» **Source data**:
* * *
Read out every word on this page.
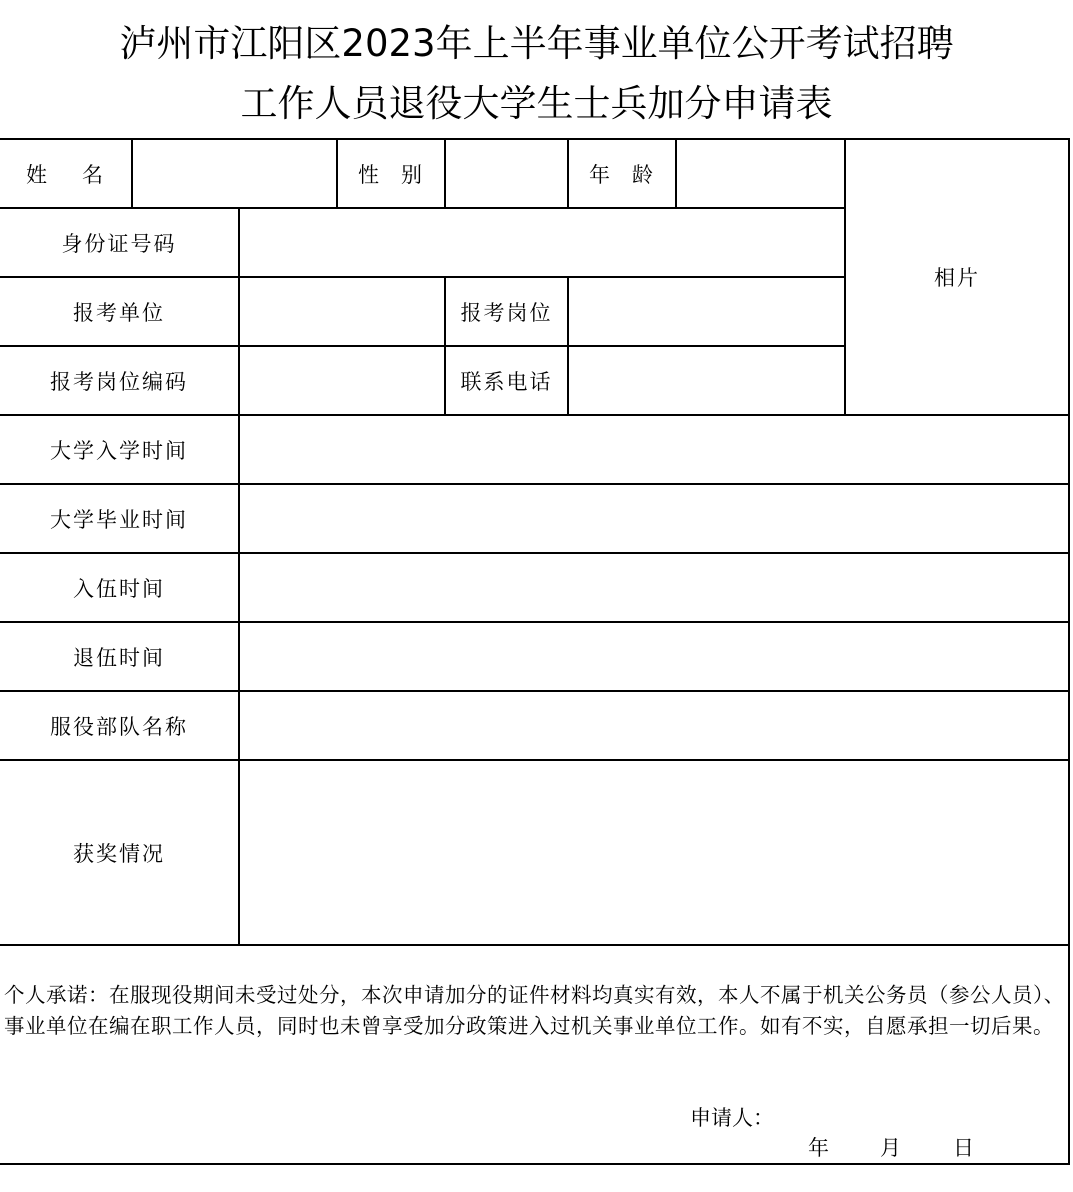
泸州市江阳区2023年上半年事业单位公开考试招聘
工作人员退役大学生士兵加分申请表
姓 名	性 别	年 龄
相片
身份证号码
报考单位	报考岗位
报考岗位编码	联系电话
大学入学时间
大学毕业时间
入伍时间
退伍时间
服役部队名称
获奖情况
个人承诺：在服现役期间未受过处分，本次申请加分的证件材料均真实有效，本人不属于机关公务员（参公人员）、事业单位在编在职工作人员，同时也未曾享受加分政策进入过机关事业单位工作。如有不实，自愿承担一切后果。
申请人：
年 月 日
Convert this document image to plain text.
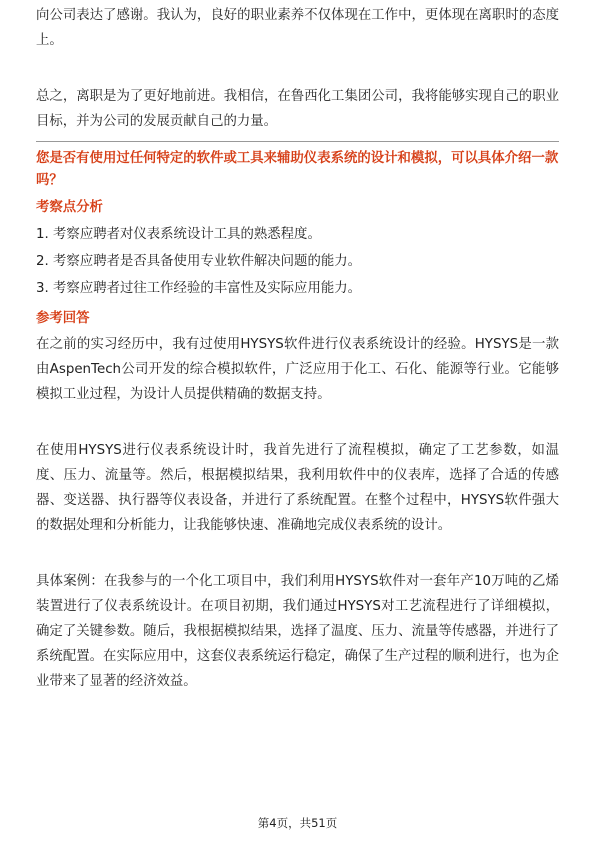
向公司表达了感谢。我认为，良好的职业素养不仅体现在工作中，更体现在离职时的态度上。

总之，离职是为了更好地前进。我相信，在鲁西化工集团公司，我将能够实现自己的职业目标，并为公司的发展贡献自己的力量。

您是否有使用过任何特定的软件或工具来辅助仪表系统的设计和模拟，可以具体介绍一款吗？

考察点分析

1. 考察应聘者对仪表系统设计工具的熟悉程度。

2. 考察应聘者是否具备使用专业软件解决问题的能力。

3. 考察应聘者过往工作经验的丰富性及实际应用能力。

参考回答

在之前的实习经历中，我有过使用HYSYS软件进行仪表系统设计的经验。HYSYS是一款由AspenTech公司开发的综合模拟软件，广泛应用于化工、石化、能源等行业。它能够模拟工业过程，为设计人员提供精确的数据支持。

在使用HYSYS进行仪表系统设计时，我首先进行了流程模拟，确定了工艺参数，如温度、压力、流量等。然后，根据模拟结果，我利用软件中的仪表库，选择了合适的传感器、变送器、执行器等仪表设备，并进行了系统配置。在整个过程中，HYSYS软件强大的数据处理和分析能力，让我能够快速、准确地完成仪表系统的设计。

具体案例：在我参与的一个化工项目中，我们利用HYSYS软件对一套年产10万吨的乙烯装置进行了仪表系统设计。在项目初期，我们通过HYSYS对工艺流程进行了详细模拟，确定了关键参数。随后，我根据模拟结果，选择了温度、压力、流量等传感器，并进行了系统配置。在实际应用中，这套仪表系统运行稳定，确保了生产过程的顺利进行，也为企业带来了显著的经济效益。

第4页，共51页
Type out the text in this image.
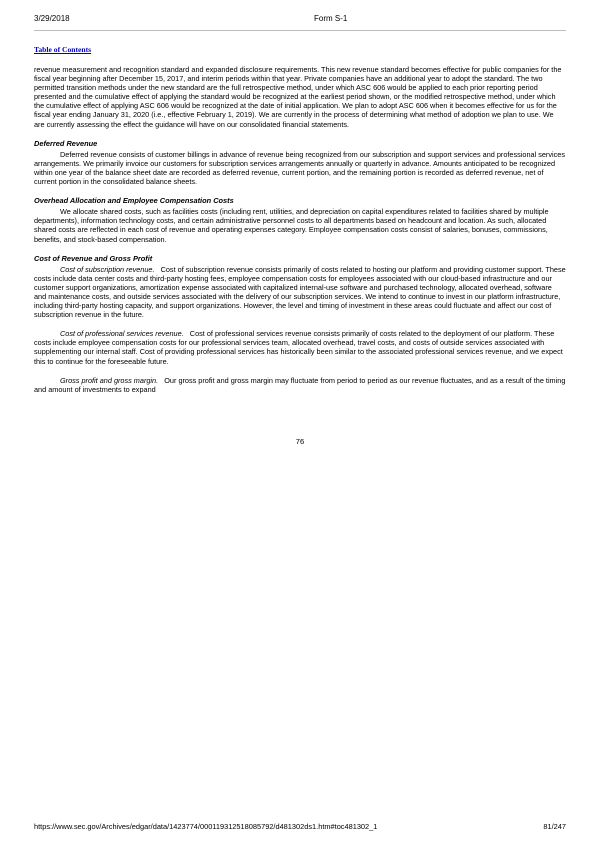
3/29/2018	Form S-1
Table of Contents

revenue measurement and recognition standard and expanded disclosure requirements. This new revenue standard becomes effective for public companies for the fiscal year beginning after December 15, 2017, and interim periods within that year. Private companies have an additional year to adopt the standard. The two permitted transition methods under the new standard are the full retrospective method, under which ASC 606 would be applied to each prior reporting period presented and the cumulative effect of applying the standard would be recognized at the earliest period shown, or the modified retrospective method, under which the cumulative effect of applying ASC 606 would be recognized at the date of initial application. We plan to adopt ASC 606 when it becomes effective for us for the fiscal year ending January 31, 2020 (i.e., effective February 1, 2019). We are currently in the process of determining what method of adoption we plan to use. We are currently assessing the effect the guidance will have on our consolidated financial statements.

Deferred Revenue

Deferred revenue consists of customer billings in advance of revenue being recognized from our subscription and support services and professional services arrangements. We primarily invoice our customers for subscription services arrangements annually or quarterly in advance. Amounts anticipated to be recognized within one year of the balance sheet date are recorded as deferred revenue, current portion, and the remaining portion is recorded as deferred revenue, net of current portion in the consolidated balance sheets.

Overhead Allocation and Employee Compensation Costs

We allocate shared costs, such as facilities costs (including rent, utilities, and depreciation on capital expenditures related to facilities shared by multiple departments), information technology costs, and certain administrative personnel costs to all departments based on headcount and location. As such, allocated shared costs are reflected in each cost of revenue and operating expenses category. Employee compensation costs consist of salaries, bonuses, commissions, benefits, and stock-based compensation.

Cost of Revenue and Gross Profit

Cost of subscription revenue. Cost of subscription revenue consists primarily of costs related to hosting our platform and providing customer support. These costs include data center costs and third-party hosting fees, employee compensation costs for employees associated with our cloud-based infrastructure and our customer support organizations, amortization expense associated with capitalized internal-use software and purchased technology, allocated overhead, software and maintenance costs, and outside services associated with the delivery of our subscription services. We intend to continue to invest in our platform infrastructure, including third-party hosting capacity, and support organizations. However, the level and timing of investment in these areas could fluctuate and affect our cost of subscription revenue in the future.

Cost of professional services revenue. Cost of professional services revenue consists primarily of costs related to the deployment of our platform. These costs include employee compensation costs for our professional services team, allocated overhead, travel costs, and costs of outside services associated with supplementing our internal staff. Cost of providing professional services has historically been similar to the associated professional services revenue, and we expect this to continue for the foreseeable future.

Gross profit and gross margin. Our gross profit and gross margin may fluctuate from period to period as our revenue fluctuates, and as a result of the timing and amount of investments to expand

76
https://www.sec.gov/Archives/edgar/data/1423774/000119312518085792/d481302ds1.htm#toc481302_1	81/247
* * *
» **Exercise instructions**: Give an exact reproduction of every line, leaving out any picture.

» **The solution**:
Read out every word on this page.
泸州市江阳区2023年上半年事业单位公开考试招聘
工作人员退役大学生士兵加分申请表
姓 名	性 别	年 龄
相片
身份证号码
报考单位	报考岗位
报考岗位编码	联系电话
大学入学时间
大学毕业时间
入伍时间
退伍时间
服役部队名称
获奖情况
个人承诺：在服现役期间未受过处分，本次申请加分的证件材料均真实有效，本人不属于机关公务员（参公人员）、事业单位在编在职工作人员，同时也未曾享受加分政策进入过机关事业单位工作。如有不实，自愿承担一切后果。
申请人：
年 月 日
Convert this document image to plain text.
向公司表达了感谢。我认为，良好的职业素养不仅体现在工作中，更体现在离职时的态度上。

总之，离职是为了更好地前进。我相信，在鲁西化工集团公司，我将能够实现自己的职业目标，并为公司的发展贡献自己的力量。

您是否有使用过任何特定的软件或工具来辅助仪表系统的设计和模拟，可以具体介绍一款吗？

考察点分析

1. 考察应聘者对仪表系统设计工具的熟悉程度。

2. 考察应聘者是否具备使用专业软件解决问题的能力。

3. 考察应聘者过往工作经验的丰富性及实际应用能力。

参考回答

在之前的实习经历中，我有过使用HYSYS软件进行仪表系统设计的经验。HYSYS是一款由AspenTech公司开发的综合模拟软件，广泛应用于化工、石化、能源等行业。它能够模拟工业过程，为设计人员提供精确的数据支持。

在使用HYSYS进行仪表系统设计时，我首先进行了流程模拟，确定了工艺参数，如温度、压力、流量等。然后，根据模拟结果，我利用软件中的仪表库，选择了合适的传感器、变送器、执行器等仪表设备，并进行了系统配置。在整个过程中，HYSYS软件强大的数据处理和分析能力，让我能够快速、准确地完成仪表系统的设计。

具体案例：在我参与的一个化工项目中，我们利用HYSYS软件对一套年产10万吨的乙烯装置进行了仪表系统设计。在项目初期，我们通过HYSYS对工艺流程进行了详细模拟，确定了关键参数。随后，我根据模拟结果，选择了温度、压力、流量等传感器，并进行了系统配置。在实际应用中，这套仪表系统运行稳定，确保了生产过程的顺利进行，也为企业带来了显著的经济效益。

第4页，共51页
Type out the text in this image.
3/29/2018	Form S-1
Table of Contents

revenue measurement and recognition standard and expanded disclosure requirements. This new revenue standard becomes effective for public companies for the fiscal year beginning after December 15, 2017, and interim periods within that year. Private companies have an additional year to adopt the standard. The two permitted transition methods under the new standard are the full retrospective method, under which ASC 606 would be applied to each prior reporting period presented and the cumulative effect of applying the standard would be recognized at the earliest period shown, or the modified retrospective method, under which the cumulative effect of applying ASC 606 would be recognized at the date of initial application. We plan to adopt ASC 606 when it becomes effective for us for the fiscal year ending January 31, 2020 (i.e., effective February 1, 2019). We are currently in the process of determining what method of adoption we plan to use. We are currently assessing the effect the guidance will have on our consolidated financial statements.

Deferred Revenue

Deferred revenue consists of customer billings in advance of revenue being recognized from our subscription and support services and professional services arrangements. We primarily invoice our customers for subscription services arrangements annually or quarterly in advance. Amounts anticipated to be recognized within one year of the balance sheet date are recorded as deferred revenue, current portion, and the remaining portion is recorded as deferred revenue, net of current portion in the consolidated balance sheets.

Overhead Allocation and Employee Compensation Costs

We allocate shared costs, such as facilities costs (including rent, utilities, and depreciation on capital expenditures related to facilities shared by multiple departments), information technology costs, and certain administrative personnel costs to all departments based on headcount and location. As such, allocated shared costs are reflected in each cost of revenue and operating expenses category. Employee compensation costs consist of salaries, bonuses, commissions, benefits, and stock-based compensation.

Cost of Revenue and Gross Profit

Cost of subscription revenue. Cost of subscription revenue consists primarily of costs related to hosting our platform and providing customer support. These costs include data center costs and third-party hosting fees, employee compensation costs for employees associated with our cloud-based infrastructure and our customer support organizations, amortization expense associated with capitalized internal-use software and purchased technology, allocated overhead, software and maintenance costs, and outside services associated with the delivery of our subscription services. We intend to continue to invest in our platform infrastructure, including third-party hosting capacity, and support organizations. However, the level and timing of investment in these areas could fluctuate and affect our cost of subscription revenue in the future.

Cost of professional services revenue. Cost of professional services revenue consists primarily of costs related to the deployment of our platform. These costs include employee compensation costs for our professional services team, allocated overhead, travel costs, and costs of outside services associated with supplementing our internal staff. Cost of providing professional services has historically been similar to the associated professional services revenue, and we expect this to continue for the foreseeable future.

Gross profit and gross margin. Our gross profit and gross margin may fluctuate from period to period as our revenue fluctuates, and as a result of the timing and amount of investments to expand

76
https://www.sec.gov/Archives/edgar/data/1423774/000119312518085792/d481302ds1.htm#toc481302_1	81/247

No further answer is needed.